Find each line with the word "textual" in it, then give the total alone.

Saved data entries:
------------------------------

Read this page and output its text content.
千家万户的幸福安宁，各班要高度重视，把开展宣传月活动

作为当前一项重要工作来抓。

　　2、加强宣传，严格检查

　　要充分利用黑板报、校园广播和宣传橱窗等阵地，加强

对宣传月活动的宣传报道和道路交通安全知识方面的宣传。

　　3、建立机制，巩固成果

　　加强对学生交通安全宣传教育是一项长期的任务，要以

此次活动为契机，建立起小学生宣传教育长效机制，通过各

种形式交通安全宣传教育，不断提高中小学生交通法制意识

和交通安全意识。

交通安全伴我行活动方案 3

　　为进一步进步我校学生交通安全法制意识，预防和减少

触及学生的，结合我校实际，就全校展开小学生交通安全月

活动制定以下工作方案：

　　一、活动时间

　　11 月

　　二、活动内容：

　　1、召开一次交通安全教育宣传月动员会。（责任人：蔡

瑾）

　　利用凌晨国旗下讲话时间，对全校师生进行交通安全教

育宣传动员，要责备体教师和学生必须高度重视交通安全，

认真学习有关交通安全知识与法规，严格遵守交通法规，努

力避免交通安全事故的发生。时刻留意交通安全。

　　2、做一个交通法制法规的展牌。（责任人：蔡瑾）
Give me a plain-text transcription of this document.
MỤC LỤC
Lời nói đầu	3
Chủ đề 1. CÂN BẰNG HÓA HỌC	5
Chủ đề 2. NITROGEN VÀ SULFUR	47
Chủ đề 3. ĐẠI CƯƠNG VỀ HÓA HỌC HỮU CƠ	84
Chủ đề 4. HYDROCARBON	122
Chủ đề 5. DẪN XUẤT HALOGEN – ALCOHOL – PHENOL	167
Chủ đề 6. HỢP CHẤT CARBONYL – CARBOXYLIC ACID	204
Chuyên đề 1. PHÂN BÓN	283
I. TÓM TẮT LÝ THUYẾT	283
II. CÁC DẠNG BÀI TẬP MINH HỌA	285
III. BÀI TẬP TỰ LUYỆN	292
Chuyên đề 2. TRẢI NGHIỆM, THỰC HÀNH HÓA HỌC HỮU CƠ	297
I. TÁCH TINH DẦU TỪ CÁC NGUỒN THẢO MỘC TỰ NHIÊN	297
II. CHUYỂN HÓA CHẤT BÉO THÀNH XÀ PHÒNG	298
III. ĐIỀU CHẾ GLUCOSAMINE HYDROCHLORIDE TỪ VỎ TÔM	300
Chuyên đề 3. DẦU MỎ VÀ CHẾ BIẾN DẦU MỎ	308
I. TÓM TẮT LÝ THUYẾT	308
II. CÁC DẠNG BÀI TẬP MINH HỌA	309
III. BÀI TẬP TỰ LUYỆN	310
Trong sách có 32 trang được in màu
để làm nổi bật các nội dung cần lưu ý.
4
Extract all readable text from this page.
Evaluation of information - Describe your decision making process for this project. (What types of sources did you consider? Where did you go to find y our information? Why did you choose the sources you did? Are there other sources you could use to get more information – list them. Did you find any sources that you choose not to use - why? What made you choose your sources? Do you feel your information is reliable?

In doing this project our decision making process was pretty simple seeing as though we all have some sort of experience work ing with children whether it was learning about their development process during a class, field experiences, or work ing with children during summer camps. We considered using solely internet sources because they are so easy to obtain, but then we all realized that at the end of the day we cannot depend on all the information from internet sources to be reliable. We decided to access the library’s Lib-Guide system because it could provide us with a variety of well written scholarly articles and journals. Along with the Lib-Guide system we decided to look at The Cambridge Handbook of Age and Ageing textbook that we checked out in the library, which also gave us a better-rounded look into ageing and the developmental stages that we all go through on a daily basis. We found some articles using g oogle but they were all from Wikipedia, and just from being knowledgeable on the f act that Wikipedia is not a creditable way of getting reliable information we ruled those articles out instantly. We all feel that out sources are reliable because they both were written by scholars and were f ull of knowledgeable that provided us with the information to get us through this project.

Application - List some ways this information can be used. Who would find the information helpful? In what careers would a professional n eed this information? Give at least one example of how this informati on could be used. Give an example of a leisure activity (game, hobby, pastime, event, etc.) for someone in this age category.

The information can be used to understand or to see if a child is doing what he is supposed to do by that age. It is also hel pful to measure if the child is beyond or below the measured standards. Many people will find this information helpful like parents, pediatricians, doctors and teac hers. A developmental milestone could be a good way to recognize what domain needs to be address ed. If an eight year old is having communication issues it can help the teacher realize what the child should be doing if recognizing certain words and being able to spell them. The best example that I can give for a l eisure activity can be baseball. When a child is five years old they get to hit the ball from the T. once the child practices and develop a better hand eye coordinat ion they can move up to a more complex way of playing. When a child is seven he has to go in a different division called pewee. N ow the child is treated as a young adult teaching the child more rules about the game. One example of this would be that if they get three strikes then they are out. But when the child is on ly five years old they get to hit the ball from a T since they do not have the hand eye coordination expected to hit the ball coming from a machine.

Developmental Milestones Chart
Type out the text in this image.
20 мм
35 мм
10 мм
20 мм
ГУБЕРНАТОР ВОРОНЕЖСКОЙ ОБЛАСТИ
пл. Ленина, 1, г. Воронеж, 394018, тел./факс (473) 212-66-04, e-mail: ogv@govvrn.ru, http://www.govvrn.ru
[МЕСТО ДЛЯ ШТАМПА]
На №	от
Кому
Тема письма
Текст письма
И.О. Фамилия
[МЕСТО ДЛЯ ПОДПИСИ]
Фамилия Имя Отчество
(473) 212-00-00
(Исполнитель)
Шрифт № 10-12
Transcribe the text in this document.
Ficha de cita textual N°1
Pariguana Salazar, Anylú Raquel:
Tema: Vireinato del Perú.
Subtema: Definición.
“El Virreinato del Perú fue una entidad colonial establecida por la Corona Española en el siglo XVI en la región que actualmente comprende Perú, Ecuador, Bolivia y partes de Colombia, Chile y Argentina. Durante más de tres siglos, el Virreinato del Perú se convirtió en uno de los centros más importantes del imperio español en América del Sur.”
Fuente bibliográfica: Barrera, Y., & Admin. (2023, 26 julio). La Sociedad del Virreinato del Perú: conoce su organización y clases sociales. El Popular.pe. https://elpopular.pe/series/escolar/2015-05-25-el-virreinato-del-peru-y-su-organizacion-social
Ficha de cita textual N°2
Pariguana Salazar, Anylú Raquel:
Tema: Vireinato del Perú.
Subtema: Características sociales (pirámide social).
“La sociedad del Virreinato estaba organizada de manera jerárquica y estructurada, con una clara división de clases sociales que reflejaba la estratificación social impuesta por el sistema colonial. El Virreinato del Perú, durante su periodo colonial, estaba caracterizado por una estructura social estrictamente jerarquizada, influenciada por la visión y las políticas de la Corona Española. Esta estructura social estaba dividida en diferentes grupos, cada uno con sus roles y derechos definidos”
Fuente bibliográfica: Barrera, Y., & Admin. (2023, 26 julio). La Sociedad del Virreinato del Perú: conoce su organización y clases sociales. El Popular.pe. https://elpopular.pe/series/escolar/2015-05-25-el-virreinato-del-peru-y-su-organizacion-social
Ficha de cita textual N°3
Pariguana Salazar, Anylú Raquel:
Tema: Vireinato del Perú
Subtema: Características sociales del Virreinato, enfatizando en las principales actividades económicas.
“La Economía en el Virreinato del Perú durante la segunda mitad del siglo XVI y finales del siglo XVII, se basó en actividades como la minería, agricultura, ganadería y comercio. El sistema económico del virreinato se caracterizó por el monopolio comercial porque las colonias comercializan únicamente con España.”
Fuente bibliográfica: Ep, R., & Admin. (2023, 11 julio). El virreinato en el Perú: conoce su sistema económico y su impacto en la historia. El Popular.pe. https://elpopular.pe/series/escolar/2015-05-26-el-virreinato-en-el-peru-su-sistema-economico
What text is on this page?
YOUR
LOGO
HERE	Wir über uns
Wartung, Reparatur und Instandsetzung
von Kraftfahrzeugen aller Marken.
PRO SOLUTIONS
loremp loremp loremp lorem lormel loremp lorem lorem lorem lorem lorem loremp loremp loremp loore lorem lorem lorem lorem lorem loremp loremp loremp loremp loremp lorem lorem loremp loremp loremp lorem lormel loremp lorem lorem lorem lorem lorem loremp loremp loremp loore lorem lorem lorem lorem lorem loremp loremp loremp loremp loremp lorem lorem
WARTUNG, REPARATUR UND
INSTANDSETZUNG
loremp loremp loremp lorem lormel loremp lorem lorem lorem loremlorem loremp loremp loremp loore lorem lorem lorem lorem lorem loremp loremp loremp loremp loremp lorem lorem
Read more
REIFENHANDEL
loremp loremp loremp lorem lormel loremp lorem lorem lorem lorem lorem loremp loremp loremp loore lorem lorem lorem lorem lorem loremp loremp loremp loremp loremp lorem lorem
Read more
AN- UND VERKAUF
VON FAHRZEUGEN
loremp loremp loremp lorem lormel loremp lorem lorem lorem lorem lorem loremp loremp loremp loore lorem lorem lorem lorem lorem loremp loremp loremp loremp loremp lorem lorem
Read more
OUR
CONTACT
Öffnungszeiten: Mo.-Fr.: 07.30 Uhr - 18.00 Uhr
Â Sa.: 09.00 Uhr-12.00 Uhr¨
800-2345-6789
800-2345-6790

------------------------------

- _Output of the exercise_: 3